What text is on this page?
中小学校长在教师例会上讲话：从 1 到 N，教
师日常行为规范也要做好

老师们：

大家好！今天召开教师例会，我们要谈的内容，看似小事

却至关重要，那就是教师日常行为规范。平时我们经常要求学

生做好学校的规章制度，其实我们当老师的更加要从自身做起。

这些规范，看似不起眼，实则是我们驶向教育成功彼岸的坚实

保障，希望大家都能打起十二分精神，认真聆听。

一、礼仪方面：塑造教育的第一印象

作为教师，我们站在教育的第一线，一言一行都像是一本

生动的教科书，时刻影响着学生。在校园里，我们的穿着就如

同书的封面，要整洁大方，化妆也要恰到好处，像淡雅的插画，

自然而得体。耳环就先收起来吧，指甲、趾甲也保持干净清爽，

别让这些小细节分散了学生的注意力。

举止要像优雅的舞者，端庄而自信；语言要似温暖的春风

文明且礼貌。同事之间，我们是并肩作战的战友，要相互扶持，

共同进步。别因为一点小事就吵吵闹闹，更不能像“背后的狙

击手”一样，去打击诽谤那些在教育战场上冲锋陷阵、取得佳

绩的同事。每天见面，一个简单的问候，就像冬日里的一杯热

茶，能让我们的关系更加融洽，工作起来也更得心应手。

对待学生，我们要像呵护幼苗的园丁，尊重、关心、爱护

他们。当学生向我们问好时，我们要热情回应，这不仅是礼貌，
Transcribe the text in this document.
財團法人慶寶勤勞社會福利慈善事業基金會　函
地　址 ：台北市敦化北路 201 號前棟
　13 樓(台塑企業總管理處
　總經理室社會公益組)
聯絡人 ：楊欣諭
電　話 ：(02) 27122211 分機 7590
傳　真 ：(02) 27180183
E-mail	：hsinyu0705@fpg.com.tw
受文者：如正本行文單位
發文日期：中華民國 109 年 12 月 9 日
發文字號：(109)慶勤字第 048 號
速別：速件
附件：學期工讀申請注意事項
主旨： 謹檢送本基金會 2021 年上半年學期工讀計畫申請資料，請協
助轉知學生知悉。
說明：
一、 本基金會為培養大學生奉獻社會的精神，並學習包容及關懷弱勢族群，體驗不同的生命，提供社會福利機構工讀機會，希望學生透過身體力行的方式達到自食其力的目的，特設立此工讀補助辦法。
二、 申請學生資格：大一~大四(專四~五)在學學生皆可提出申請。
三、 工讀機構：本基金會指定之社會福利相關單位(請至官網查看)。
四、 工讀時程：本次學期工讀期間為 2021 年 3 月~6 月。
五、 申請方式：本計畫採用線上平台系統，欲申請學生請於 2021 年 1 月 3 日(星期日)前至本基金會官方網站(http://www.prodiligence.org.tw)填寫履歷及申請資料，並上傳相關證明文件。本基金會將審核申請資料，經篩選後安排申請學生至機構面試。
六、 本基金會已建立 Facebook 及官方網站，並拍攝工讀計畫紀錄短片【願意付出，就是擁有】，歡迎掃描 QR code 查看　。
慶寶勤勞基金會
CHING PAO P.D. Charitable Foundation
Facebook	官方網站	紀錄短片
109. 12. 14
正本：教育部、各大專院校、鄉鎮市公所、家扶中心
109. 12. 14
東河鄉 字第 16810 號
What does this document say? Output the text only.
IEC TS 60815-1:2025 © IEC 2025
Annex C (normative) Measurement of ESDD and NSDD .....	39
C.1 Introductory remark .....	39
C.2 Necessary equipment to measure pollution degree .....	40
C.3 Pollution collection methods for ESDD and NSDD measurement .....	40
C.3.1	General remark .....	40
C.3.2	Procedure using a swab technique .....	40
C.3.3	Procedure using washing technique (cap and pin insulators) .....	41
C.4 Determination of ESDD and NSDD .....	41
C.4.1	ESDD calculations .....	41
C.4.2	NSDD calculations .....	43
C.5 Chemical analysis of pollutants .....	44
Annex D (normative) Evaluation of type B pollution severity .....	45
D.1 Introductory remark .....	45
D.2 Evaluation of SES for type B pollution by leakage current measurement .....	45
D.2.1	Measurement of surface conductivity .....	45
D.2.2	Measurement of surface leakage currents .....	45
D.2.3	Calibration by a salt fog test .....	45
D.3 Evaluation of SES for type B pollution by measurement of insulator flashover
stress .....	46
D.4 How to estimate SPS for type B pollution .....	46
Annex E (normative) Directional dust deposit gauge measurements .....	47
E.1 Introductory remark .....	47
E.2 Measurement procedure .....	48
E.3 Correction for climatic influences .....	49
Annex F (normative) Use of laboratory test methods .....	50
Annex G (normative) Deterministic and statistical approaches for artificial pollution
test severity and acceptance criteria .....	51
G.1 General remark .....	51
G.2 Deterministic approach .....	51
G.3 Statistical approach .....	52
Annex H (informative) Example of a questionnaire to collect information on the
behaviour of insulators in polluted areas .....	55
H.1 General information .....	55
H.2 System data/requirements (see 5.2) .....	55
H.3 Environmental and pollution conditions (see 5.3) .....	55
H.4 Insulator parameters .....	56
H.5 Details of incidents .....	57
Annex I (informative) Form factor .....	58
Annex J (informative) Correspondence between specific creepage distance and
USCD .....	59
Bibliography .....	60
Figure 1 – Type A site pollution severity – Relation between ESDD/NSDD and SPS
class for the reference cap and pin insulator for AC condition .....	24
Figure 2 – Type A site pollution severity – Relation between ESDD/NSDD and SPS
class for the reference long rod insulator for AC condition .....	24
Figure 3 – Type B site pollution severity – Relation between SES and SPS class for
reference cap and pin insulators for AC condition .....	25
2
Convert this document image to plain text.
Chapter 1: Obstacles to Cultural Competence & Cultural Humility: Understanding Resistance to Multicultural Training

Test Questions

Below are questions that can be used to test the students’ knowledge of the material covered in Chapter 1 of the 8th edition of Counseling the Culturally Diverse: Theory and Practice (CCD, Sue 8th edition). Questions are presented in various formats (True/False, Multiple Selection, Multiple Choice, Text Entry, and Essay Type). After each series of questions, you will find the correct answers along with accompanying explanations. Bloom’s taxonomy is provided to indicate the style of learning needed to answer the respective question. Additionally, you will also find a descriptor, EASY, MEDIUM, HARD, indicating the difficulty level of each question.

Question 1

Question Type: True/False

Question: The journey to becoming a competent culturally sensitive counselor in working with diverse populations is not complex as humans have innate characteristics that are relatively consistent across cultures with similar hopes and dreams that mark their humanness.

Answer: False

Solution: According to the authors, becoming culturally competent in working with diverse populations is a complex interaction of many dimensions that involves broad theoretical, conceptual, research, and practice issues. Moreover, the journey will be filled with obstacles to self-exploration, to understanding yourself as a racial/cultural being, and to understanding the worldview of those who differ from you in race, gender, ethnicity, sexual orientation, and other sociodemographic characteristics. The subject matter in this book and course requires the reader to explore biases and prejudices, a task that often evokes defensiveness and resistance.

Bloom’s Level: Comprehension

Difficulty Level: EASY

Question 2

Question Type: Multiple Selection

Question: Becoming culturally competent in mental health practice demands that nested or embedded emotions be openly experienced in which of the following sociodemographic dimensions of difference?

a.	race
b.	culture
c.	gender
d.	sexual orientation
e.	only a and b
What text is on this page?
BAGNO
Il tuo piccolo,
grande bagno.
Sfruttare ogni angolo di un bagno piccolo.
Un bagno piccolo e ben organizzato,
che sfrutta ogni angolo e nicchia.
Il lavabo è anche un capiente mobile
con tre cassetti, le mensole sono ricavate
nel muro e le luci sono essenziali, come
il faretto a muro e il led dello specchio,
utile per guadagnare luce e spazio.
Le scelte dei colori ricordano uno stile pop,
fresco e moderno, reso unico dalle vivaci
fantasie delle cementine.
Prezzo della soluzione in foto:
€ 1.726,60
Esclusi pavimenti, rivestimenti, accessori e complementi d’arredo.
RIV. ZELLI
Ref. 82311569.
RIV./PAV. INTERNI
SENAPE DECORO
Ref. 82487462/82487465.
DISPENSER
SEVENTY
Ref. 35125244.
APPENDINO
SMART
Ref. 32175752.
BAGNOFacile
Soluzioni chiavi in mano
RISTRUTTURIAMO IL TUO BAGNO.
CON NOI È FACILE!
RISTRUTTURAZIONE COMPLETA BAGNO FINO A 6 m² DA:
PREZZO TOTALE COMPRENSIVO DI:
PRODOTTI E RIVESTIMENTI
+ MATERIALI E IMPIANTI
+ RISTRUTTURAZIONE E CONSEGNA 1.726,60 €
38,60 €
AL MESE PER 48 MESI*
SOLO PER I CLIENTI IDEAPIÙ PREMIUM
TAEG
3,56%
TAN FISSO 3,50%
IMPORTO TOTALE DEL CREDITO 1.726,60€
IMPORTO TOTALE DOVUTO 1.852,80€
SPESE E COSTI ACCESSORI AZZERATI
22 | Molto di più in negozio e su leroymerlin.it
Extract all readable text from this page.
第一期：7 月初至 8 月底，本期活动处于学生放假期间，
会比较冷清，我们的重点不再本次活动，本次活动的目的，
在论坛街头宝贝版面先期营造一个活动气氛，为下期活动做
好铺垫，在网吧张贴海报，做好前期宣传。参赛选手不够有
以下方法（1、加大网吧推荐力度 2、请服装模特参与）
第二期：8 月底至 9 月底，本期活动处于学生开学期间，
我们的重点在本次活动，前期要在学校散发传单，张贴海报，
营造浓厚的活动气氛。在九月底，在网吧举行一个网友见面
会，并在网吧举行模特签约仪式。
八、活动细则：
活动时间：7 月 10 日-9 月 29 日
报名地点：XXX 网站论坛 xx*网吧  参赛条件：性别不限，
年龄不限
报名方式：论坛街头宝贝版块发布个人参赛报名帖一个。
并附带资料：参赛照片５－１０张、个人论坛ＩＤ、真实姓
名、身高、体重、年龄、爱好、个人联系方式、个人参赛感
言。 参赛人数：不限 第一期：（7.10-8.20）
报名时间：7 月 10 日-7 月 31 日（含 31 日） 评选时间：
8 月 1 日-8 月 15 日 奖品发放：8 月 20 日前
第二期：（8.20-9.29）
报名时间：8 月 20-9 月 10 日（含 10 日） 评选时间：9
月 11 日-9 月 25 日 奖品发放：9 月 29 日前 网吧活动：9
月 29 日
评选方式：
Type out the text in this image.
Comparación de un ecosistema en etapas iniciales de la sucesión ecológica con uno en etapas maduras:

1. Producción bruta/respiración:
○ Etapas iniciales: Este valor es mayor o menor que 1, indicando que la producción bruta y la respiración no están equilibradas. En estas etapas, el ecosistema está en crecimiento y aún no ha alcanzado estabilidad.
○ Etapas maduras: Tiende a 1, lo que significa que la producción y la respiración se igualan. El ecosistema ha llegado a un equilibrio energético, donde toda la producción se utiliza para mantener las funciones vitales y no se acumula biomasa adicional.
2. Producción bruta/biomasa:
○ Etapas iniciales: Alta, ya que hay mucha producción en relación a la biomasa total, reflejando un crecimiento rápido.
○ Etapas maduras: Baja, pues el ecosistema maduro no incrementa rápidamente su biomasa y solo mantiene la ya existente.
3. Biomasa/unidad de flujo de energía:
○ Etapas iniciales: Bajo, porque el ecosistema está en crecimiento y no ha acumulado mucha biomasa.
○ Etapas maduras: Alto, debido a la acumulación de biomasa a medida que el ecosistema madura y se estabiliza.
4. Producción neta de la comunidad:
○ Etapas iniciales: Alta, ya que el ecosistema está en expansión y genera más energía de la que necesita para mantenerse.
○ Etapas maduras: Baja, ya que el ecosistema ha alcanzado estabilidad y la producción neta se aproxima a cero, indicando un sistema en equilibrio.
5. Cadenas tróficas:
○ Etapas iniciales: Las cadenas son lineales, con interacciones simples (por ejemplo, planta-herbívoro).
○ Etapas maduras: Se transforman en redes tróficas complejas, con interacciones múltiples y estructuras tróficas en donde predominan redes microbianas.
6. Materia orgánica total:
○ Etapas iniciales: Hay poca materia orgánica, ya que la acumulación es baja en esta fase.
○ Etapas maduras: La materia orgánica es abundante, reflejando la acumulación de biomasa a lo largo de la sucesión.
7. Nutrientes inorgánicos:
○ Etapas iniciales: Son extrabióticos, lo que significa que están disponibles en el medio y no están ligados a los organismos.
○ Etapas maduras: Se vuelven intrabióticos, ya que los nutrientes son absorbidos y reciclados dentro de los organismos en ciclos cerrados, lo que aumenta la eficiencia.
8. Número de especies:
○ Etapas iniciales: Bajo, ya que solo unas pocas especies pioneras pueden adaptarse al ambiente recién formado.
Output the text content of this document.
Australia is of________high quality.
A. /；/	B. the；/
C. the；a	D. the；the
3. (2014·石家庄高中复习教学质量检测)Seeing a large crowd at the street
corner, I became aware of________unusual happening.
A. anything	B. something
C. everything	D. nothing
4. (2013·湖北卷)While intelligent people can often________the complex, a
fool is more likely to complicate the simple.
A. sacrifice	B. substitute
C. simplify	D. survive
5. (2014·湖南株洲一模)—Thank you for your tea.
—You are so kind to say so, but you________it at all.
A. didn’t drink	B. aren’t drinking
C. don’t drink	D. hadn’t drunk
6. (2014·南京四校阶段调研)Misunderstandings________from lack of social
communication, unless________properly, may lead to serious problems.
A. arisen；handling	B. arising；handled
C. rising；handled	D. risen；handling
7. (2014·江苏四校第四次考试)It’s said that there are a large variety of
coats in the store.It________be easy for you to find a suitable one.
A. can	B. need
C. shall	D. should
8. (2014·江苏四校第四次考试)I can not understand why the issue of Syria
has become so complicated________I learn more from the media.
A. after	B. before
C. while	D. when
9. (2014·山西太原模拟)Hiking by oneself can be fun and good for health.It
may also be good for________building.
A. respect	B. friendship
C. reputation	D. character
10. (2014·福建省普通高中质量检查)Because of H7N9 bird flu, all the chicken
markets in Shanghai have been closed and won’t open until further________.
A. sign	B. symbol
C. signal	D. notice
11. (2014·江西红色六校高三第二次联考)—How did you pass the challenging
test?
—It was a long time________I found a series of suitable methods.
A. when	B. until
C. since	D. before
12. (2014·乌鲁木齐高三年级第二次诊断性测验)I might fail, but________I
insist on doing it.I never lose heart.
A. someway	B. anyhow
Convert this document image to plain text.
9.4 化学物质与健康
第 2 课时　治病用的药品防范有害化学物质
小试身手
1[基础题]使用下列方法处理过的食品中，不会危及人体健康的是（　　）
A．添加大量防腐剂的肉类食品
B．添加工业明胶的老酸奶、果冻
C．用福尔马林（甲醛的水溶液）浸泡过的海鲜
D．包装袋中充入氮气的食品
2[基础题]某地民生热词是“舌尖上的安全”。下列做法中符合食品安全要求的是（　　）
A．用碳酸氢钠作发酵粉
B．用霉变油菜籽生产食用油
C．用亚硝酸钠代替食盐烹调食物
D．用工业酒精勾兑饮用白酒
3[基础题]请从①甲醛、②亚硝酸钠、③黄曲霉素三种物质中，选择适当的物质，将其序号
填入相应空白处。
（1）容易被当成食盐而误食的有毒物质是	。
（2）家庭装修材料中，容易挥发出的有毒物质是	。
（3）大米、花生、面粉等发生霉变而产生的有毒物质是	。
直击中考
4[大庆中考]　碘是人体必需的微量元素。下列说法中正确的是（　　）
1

::::::::::

SHORT TASK
Go over the entries above and say how many lines hold the string "good", with no other text.

SOLUTION TO THIS PROBLEM
2